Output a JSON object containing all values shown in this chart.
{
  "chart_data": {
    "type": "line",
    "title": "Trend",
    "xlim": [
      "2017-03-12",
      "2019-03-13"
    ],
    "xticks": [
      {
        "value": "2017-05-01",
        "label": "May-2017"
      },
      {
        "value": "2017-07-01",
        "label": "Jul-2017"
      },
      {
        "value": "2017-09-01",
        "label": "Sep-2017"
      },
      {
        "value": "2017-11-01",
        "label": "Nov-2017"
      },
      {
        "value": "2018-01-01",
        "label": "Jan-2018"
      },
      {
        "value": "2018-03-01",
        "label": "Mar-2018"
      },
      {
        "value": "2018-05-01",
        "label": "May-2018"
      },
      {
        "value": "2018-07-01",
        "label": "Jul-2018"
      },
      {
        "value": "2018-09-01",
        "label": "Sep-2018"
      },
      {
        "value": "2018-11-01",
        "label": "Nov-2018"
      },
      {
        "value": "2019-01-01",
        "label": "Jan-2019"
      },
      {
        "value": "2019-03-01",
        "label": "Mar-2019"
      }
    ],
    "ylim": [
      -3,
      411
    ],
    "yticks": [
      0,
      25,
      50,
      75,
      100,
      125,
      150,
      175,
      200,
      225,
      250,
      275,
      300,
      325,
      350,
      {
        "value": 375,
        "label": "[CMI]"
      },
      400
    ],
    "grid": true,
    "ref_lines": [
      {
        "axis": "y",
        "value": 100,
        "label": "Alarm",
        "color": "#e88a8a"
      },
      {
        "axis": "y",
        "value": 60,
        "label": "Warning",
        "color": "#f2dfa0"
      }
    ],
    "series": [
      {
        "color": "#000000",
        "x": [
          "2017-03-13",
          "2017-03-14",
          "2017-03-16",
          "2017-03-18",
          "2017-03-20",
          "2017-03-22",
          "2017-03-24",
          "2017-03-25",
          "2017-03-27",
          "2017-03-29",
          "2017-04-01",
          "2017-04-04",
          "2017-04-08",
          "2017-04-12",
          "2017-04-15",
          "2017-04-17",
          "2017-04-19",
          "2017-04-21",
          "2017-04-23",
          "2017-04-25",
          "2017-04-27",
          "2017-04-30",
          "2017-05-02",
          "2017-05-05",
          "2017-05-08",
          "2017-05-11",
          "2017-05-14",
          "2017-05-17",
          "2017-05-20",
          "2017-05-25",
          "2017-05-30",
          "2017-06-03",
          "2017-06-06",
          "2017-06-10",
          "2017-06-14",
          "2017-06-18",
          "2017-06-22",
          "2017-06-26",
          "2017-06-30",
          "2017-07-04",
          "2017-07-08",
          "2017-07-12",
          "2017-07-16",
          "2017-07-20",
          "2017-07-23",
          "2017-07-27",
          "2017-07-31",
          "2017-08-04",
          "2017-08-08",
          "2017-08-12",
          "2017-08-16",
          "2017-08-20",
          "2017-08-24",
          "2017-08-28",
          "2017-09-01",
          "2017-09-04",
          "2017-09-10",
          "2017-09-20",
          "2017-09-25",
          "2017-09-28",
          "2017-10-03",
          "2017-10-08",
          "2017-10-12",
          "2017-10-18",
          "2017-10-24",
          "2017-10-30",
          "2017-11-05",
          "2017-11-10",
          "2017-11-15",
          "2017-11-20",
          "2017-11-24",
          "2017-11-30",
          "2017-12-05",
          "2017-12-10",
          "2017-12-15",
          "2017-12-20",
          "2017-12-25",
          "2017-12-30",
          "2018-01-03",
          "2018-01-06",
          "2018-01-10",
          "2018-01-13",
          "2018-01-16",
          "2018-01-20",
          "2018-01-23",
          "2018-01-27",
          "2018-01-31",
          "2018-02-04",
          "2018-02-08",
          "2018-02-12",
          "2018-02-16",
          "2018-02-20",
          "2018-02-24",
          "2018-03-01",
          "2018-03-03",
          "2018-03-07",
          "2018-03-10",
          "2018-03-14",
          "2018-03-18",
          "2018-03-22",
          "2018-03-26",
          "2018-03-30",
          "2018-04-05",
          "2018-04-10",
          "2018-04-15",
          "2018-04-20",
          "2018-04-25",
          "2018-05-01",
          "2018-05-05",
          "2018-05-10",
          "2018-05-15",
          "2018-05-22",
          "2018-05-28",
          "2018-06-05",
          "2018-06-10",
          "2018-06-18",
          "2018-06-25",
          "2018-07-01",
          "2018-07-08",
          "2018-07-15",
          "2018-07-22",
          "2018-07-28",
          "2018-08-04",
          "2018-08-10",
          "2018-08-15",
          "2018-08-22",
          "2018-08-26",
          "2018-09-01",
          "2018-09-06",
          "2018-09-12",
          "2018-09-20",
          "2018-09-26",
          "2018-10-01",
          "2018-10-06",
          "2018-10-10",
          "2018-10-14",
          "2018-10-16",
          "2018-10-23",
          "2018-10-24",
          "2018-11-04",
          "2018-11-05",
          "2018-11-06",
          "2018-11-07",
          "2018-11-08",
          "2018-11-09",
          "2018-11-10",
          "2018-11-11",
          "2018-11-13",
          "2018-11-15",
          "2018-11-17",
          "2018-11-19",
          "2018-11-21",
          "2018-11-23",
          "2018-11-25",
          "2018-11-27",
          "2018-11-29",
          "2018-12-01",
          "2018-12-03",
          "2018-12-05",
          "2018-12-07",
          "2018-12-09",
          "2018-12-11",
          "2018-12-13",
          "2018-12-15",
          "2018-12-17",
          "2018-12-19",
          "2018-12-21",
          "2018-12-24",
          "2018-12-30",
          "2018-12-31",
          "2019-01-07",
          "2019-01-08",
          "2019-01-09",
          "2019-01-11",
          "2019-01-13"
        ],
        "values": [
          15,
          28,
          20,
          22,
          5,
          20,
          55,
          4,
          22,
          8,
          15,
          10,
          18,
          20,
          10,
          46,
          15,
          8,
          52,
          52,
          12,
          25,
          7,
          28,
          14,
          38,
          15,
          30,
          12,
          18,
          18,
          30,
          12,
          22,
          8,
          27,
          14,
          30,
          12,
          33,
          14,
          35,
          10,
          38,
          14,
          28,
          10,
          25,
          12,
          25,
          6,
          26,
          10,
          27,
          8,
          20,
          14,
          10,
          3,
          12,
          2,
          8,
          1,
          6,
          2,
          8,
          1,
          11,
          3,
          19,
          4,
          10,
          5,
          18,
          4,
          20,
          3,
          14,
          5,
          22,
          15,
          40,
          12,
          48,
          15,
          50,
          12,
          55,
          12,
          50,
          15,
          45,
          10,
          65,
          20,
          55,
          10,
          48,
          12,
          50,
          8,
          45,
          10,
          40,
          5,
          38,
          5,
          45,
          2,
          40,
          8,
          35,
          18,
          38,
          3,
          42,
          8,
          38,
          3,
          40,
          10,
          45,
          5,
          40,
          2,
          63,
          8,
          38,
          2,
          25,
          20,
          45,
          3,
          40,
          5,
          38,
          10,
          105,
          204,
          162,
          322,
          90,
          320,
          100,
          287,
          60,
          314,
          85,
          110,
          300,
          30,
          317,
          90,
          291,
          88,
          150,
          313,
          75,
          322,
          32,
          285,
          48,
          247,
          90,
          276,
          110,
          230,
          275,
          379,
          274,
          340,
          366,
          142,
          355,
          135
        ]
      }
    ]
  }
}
* * * * * * *
**Do this**
Write out the material from the first line to the last, exactly.

**Written response**
Output a JSON object containing all values shown in this chart.
{
  "chart_data": {
    "type": "line",
    "title": "Trend",
    "xlim": [
      "2017-03-12",
      "2019-03-13"
    ],
    "xticks": [
      {
        "value": "2017-05-01",
        "label": "May-2017"
      },
      {
        "value": "2017-07-01",
        "label": "Jul-2017"
      },
      {
        "value": "2017-09-01",
        "label": "Sep-2017"
      },
      {
        "value": "2017-11-01",
        "label": "Nov-2017"
      },
      {
        "value": "2018-01-01",
        "label": "Jan-2018"
      },
      {
        "value": "2018-03-01",
        "label": "Mar-2018"
      },
      {
        "value": "2018-05-01",
        "label": "May-2018"
      },
      {
        "value": "2018-07-01",
        "label": "Jul-2018"
      },
      {
        "value": "2018-09-01",
        "label": "Sep-2018"
      },
      {
        "value": "2018-11-01",
        "label": "Nov-2018"
      },
      {
        "value": "2019-01-01",
        "label": "Jan-2019"
      },
      {
        "value": "2019-03-01",
        "label": "Mar-2019"
      }
    ],
    "ylim": [
      -3,
      411
    ],
    "yticks": [
      0,
      25,
      50,
      75,
      100,
      125,
      150,
      175,
      200,
      225,
      250,
      275,
      300,
      325,
      350,
      {
        "value": 375,
        "label": "[CMI]"
      },
      400
    ],
    "grid": true,
    "ref_lines": [
      {
        "axis": "y",
        "value": 100,
        "label": "Alarm",
        "color": "#e88a8a"
      },
      {
        "axis": "y",
        "value": 60,
        "label": "Warning",
        "color": "#f2dfa0"
      }
    ],
    "series": [
      {
        "color": "#000000",
        "x": [
          "2017-03-13",
          "2017-03-14",
          "2017-03-16",
          "2017-03-18",
          "2017-03-20",
          "2017-03-22",
          "2017-03-24",
          "2017-03-25",
          "2017-03-27",
          "2017-03-29",
          "2017-04-01",
          "2017-04-04",
          "2017-04-08",
          "2017-04-12",
          "2017-04-15",
          "2017-04-17",
          "2017-04-19",
          "2017-04-21",
          "2017-04-23",
          "2017-04-25",
          "2017-04-27",
          "2017-04-30",
          "2017-05-02",
          "2017-05-05",
          "2017-05-08",
          "2017-05-11",
          "2017-05-14",
          "2017-05-17",
          "2017-05-20",
          "2017-05-25",
          "2017-05-30",
          "2017-06-03",
          "2017-06-06",
          "2017-06-10",
          "2017-06-14",
          "2017-06-18",
          "2017-06-22",
          "2017-06-26",
          "2017-06-30",
          "2017-07-04",
          "2017-07-08",
          "2017-07-12",
          "2017-07-16",
          "2017-07-20",
          "2017-07-23",
          "2017-07-27",
          "2017-07-31",
          "2017-08-04",
          "2017-08-08",
          "2017-08-12",
          "2017-08-16",
          "2017-08-20",
          "2017-08-24",
          "2017-08-28",
          "2017-09-01",
          "2017-09-04",
          "2017-09-10",
          "2017-09-20",
          "2017-09-25",
          "2017-09-28",
          "2017-10-03",
          "2017-10-08",
          "2017-10-12",
          "2017-10-18",
          "2017-10-24",
          "2017-10-30",
          "2017-11-05",
          "2017-11-10",
          "2017-11-15",
          "2017-11-20",
          "2017-11-24",
          "2017-11-30",
          "2017-12-05",
          "2017-12-10",
          "2017-12-15",
          "2017-12-20",
          "2017-12-25",
          "2017-12-30",
          "2018-01-03",
          "2018-01-06",
          "2018-01-10",
          "2018-01-13",
          "2018-01-16",
          "2018-01-20",
          "2018-01-23",
          "2018-01-27",
          "2018-01-31",
          "2018-02-04",
          "2018-02-08",
          "2018-02-12",
          "2018-02-16",
          "2018-02-20",
          "2018-02-24",
          "2018-03-01",
          "2018-03-03",
          "2018-03-07",
          "2018-03-10",
          "2018-03-14",
          "2018-03-18",
          "2018-03-22",
          "2018-03-26",
          "2018-03-30",
          "2018-04-05",
          "2018-04-10",
          "2018-04-15",
          "2018-04-20",
          "2018-04-25",
          "2018-05-01",
          "2018-05-05",
          "2018-05-10",
          "2018-05-15",
          "2018-05-22",
          "2018-05-28",
          "2018-06-05",
          "2018-06-10",
          "2018-06-18",
          "2018-06-25",
          "2018-07-01",
          "2018-07-08",
          "2018-07-15",
          "2018-07-22",
          "2018-07-28",
          "2018-08-04",
          "2018-08-10",
          "2018-08-15",
          "2018-08-22",
          "2018-08-26",
          "2018-09-01",
          "2018-09-06",
          "2018-09-12",
          "2018-09-20",
          "2018-09-26",
          "2018-10-01",
          "2018-10-06",
          "2018-10-10",
          "2018-10-14",
          "2018-10-16",
          "2018-10-23",
          "2018-10-24",
          "2018-11-04",
          "2018-11-05",
          "2018-11-06",
          "2018-11-07",
          "2018-11-08",
          "2018-11-09",
          "2018-11-10",
          "2018-11-11",
          "2018-11-13",
          "2018-11-15",
          "2018-11-17",
          "2018-11-19",
          "2018-11-21",
          "2018-11-23",
          "2018-11-25",
          "2018-11-27",
          "2018-11-29",
          "2018-12-01",
          "2018-12-03",
          "2018-12-05",
          "2018-12-07",
          "2018-12-09",
          "2018-12-11",
          "2018-12-13",
          "2018-12-15",
          "2018-12-17",
          "2018-12-19",
          "2018-12-21",
          "2018-12-24",
          "2018-12-30",
          "2018-12-31",
          "2019-01-07",
          "2019-01-08",
          "2019-01-09",
          "2019-01-11",
          "2019-01-13"
        ],
        "values": [
          15,
          28,
          20,
          22,
          5,
          20,
          55,
          4,
          22,
          8,
          15,
          10,
          18,
          20,
          10,
          46,
          15,
          8,
          52,
          52,
          12,
          25,
          7,
          28,
          14,
          38,
          15,
          30,
          12,
          18,
          18,
          30,
          12,
          22,
          8,
          27,
          14,
          30,
          12,
          33,
          14,
          35,
          10,
          38,
          14,
          28,
          10,
          25,
          12,
          25,
          6,
          26,
          10,
          27,
          8,
          20,
          14,
          10,
          3,
          12,
          2,
          8,
          1,
          6,
          2,
          8,
          1,
          11,
          3,
          19,
          4,
          10,
          5,
          18,
          4,
          20,
          3,
          14,
          5,
          22,
          15,
          40,
          12,
          48,
          15,
          50,
          12,
          55,
          12,
          50,
          15,
          45,
          10,
          65,
          20,
          55,
          10,
          48,
          12,
          50,
          8,
          45,
          10,
          40,
          5,
          38,
          5,
          45,
          2,
          40,
          8,
          35,
          18,
          38,
          3,
          42,
          8,
          38,
          3,
          40,
          10,
          45,
          5,
          40,
          2,
          63,
          8,
          38,
          2,
          25,
          20,
          45,
          3,
          40,
          5,
          38,
          10,
          105,
          204,
          162,
          322,
          90,
          320,
          100,
          287,
          60,
          314,
          85,
          110,
          300,
          30,
          317,
          90,
          291,
          88,
          150,
          313,
          75,
          322,
          32,
          285,
          48,
          247,
          90,
          276,
          110,
          230,
          275,
          379,
          274,
          340,
          366,
          142,
          355,
          135
        ]
      }
    ]
  }
}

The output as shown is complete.